### Extrait
● ● ● ●

L'édito de Pascal Boniface

Iran : la répression, jusqu’où ?

Édito
17 janvier 2023
Le point de vue de Pascal Boniface


 

Chaque semaine, Pascal Boniface analyse dans une chronique de quelques minutes un fait d’actualité internationale ou une tendance géopolitique. 

 

Le régime iranien semble avoir perdu le contrôle de la situation face à la contestation et être entré dans une escalade de répression. Quatre jeunes Iraniens ont été exécutés peu après un procès exprès fondé sur des aveux extorqués sous la torture. Un citoyen ayant la double nationalité irano-britannique a lui aussi été exécuté trois jours après son procès, ayant été condamné pour espionnage sans qu’aucune preuve n’ait pu être apportée. L’Iran s’oppose donc non seulement à sa propre population, mais également à la communauté internationale qu’elle défie ouvertement. Le pays semble redevenir un État qui se replie sur lui-même.

● ● ● ●

### Données extraites
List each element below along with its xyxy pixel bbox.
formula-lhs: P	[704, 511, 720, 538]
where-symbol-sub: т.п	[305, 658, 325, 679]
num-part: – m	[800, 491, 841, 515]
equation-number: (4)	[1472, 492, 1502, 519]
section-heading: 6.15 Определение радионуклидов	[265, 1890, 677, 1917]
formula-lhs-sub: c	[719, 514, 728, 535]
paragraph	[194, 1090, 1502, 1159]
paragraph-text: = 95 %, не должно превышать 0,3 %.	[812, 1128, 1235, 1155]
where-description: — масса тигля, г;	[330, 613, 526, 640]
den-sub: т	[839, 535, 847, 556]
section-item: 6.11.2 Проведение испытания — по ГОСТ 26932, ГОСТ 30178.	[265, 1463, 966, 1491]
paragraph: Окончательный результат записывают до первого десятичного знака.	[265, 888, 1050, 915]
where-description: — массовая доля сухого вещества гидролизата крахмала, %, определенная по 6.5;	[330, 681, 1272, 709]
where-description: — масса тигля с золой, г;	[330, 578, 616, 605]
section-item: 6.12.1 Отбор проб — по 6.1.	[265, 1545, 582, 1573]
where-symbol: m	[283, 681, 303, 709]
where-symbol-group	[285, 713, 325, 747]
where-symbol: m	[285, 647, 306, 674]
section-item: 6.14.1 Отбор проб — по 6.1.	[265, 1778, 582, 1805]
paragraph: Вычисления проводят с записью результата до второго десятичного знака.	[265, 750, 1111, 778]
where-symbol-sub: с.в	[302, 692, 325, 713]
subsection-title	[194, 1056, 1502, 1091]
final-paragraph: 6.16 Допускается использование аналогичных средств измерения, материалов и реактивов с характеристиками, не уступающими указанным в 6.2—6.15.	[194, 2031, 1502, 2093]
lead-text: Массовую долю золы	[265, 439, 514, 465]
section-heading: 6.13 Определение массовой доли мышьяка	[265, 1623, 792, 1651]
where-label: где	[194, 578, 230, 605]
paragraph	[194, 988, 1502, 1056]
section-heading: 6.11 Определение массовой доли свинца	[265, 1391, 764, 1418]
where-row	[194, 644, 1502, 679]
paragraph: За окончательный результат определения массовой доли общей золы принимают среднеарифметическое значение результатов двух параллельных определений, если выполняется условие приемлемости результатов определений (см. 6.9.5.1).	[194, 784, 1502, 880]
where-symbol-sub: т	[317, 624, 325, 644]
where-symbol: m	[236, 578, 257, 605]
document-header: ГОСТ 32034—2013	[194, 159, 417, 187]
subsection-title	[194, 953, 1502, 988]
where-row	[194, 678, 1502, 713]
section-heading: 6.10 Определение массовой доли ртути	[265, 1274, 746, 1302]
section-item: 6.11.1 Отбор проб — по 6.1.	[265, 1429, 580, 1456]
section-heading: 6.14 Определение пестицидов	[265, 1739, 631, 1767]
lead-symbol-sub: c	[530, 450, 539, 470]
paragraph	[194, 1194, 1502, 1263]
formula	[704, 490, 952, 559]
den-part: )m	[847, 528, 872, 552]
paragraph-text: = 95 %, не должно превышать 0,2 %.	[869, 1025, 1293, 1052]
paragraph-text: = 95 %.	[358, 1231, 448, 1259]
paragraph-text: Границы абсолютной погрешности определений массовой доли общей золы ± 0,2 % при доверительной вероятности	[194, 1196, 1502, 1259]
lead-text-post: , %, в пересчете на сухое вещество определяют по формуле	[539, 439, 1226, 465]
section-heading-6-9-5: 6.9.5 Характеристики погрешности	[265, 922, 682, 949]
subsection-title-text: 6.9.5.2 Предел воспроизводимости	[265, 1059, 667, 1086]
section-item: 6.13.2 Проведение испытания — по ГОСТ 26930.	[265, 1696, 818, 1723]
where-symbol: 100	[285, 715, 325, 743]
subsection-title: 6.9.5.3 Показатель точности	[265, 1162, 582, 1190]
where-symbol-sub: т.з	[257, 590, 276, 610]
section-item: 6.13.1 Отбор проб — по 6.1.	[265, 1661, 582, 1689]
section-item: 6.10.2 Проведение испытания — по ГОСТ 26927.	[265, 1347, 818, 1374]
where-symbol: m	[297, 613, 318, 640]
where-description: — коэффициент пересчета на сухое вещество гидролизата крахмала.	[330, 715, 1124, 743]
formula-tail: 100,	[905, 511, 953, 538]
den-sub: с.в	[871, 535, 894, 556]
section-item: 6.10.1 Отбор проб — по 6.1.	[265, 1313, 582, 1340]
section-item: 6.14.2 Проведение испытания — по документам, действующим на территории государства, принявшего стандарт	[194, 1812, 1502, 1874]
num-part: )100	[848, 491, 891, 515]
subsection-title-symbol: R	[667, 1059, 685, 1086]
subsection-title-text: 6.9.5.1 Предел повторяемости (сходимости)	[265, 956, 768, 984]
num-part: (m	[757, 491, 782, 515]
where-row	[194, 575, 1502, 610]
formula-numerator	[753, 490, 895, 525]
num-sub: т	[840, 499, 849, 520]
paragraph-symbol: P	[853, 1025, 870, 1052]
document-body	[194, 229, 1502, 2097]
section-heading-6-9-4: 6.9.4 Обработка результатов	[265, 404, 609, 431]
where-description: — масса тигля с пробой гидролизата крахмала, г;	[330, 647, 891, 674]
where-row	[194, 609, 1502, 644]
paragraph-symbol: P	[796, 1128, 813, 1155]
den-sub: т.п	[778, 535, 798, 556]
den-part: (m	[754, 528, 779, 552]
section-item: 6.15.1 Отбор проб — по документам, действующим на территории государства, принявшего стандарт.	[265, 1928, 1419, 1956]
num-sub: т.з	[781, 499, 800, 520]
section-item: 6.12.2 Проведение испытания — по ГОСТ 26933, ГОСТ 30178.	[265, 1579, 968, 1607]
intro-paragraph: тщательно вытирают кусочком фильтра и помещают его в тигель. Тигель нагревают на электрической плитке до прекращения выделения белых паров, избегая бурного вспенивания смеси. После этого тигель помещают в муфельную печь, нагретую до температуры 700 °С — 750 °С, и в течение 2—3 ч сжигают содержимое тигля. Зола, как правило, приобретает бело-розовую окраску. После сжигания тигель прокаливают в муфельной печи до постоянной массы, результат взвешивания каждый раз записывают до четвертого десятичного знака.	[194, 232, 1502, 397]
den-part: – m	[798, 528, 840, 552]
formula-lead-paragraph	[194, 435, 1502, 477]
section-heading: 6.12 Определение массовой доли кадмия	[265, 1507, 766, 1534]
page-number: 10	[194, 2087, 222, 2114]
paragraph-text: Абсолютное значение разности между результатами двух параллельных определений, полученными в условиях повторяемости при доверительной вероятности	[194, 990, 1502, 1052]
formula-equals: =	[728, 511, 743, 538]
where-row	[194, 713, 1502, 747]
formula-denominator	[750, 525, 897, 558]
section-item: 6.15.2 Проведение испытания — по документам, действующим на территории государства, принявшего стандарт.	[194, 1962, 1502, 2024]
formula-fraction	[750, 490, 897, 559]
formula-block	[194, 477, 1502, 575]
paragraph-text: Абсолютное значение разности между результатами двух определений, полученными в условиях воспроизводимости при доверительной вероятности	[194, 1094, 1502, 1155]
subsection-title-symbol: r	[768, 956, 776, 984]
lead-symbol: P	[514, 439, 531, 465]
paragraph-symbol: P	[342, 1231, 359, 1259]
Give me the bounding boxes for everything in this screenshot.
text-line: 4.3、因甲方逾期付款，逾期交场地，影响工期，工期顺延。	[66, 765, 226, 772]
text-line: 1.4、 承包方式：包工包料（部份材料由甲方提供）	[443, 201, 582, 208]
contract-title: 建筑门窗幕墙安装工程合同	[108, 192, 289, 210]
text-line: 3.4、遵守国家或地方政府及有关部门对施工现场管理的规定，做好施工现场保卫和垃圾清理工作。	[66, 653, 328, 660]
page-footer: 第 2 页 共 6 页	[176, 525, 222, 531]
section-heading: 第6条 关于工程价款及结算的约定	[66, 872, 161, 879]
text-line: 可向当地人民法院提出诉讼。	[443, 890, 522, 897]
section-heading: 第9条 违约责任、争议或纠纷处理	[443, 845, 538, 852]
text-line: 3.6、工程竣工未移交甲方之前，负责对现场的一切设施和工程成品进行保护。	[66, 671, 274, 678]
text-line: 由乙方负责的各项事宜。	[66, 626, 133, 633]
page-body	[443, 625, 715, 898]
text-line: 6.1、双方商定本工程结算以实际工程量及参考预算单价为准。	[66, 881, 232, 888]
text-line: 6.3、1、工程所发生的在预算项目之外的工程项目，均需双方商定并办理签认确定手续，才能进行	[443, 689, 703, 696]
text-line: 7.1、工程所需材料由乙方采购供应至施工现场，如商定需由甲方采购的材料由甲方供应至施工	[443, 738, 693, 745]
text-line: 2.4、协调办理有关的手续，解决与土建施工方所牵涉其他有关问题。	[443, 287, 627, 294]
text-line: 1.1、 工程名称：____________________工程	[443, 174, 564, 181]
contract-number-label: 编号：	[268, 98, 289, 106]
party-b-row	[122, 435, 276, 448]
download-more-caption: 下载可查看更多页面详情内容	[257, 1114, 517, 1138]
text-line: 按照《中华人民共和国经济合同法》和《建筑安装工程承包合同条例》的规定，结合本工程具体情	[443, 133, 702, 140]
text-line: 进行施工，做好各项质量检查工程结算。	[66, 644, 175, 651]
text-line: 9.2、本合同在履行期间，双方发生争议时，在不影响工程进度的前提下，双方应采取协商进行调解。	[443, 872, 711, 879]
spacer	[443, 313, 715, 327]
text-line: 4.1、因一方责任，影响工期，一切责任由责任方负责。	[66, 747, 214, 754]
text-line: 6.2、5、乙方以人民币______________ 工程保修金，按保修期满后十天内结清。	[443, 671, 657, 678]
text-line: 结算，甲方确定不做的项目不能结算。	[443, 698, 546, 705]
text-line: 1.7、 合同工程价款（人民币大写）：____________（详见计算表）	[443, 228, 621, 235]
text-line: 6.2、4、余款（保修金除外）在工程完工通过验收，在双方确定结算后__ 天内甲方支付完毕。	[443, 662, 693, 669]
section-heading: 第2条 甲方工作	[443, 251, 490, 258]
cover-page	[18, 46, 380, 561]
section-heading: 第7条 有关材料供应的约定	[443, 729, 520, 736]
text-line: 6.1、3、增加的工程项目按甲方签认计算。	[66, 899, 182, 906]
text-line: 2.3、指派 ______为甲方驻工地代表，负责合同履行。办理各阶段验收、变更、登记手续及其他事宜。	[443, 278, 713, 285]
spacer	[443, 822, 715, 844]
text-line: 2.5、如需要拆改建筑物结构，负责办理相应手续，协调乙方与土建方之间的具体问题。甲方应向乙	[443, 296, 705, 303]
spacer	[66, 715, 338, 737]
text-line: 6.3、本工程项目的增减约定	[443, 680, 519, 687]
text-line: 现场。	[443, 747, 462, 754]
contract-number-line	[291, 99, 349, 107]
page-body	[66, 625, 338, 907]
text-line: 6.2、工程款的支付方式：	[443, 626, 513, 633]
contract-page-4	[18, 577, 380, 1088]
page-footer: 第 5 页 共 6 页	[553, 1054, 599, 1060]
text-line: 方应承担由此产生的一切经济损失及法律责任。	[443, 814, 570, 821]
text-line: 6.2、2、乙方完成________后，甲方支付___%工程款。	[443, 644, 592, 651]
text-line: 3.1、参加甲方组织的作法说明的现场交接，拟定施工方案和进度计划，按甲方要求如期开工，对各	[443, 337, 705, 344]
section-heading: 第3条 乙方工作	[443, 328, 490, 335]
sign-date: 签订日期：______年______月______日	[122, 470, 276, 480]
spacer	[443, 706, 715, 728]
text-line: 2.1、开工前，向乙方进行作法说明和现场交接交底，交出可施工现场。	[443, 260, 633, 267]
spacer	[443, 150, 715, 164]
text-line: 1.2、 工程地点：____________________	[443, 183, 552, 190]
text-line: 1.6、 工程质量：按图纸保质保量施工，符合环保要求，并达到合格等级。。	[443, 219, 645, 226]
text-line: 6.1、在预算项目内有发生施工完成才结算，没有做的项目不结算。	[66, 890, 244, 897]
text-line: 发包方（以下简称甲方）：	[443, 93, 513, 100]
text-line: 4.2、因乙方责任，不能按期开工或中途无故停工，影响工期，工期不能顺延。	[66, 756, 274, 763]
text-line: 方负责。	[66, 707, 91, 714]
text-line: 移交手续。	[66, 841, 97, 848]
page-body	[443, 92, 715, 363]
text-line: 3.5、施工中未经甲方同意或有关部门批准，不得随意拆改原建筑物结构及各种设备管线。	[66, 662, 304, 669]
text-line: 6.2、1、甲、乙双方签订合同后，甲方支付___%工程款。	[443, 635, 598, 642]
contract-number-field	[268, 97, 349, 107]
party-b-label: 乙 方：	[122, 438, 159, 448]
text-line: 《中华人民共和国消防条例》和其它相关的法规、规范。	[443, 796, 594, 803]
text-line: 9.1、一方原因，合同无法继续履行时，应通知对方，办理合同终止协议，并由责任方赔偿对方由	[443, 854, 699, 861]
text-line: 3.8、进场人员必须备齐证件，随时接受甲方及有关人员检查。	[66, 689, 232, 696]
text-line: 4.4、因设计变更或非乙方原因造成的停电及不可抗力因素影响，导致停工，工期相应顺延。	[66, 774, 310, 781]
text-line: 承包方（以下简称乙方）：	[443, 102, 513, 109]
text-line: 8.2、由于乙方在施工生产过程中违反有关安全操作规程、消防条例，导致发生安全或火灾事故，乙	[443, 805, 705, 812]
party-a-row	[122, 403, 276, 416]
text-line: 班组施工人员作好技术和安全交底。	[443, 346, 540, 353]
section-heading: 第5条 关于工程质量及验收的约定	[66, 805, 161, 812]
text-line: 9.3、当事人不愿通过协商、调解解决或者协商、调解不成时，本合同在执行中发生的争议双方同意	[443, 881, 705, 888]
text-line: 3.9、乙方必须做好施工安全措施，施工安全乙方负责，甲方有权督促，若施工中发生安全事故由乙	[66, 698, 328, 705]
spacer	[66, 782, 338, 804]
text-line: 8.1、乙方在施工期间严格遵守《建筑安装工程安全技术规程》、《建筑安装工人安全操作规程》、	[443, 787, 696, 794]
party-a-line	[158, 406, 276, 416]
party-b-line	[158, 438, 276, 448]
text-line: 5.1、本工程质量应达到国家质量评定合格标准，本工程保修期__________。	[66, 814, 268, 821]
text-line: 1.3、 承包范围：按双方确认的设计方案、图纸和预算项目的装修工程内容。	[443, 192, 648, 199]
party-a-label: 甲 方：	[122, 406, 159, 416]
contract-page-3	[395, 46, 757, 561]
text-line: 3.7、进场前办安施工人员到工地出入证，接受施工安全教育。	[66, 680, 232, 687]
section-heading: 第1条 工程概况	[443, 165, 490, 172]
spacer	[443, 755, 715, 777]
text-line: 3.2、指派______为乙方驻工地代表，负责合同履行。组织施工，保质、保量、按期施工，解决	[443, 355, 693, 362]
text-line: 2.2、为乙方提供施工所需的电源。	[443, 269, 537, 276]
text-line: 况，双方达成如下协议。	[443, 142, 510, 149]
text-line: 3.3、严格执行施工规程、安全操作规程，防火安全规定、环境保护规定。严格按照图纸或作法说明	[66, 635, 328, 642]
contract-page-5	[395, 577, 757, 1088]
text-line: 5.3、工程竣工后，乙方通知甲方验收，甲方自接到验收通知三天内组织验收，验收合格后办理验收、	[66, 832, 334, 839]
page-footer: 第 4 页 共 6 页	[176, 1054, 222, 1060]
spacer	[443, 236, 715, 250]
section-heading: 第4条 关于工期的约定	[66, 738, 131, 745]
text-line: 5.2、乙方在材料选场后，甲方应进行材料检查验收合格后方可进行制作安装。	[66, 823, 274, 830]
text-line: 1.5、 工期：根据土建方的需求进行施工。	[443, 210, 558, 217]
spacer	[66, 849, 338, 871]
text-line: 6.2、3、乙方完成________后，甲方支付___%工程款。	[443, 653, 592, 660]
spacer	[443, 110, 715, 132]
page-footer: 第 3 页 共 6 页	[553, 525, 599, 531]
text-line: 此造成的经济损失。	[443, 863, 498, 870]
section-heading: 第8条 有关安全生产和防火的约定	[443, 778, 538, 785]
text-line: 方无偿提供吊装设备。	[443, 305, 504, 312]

● ● ● ●

### Consigne A
Recopiez le passage de l'édito sur l'Iran qui commence à « L'édito de Pascal » et se termine à « une tendance géopolitique. ».
### Consigne B
D'après l'édito sur l'Iran, combien de temps après son procès le citoyen irano-britannique a-t-il été exécuté ?
Les données n'ont aucune incidence sur ce travail.

### Réponse A
L'édito de Pascal Boniface

Iran : la répression, jusqu’où ?

Édito
17 janvier 2023
Le point de vue de Pascal Boniface


 

Chaque semaine, Pascal Boniface analyse dans une chronique de quelques minutes un fait d’actualité internationale ou une tendance géopolitique.

### Réponse B
Trois jours après son procès.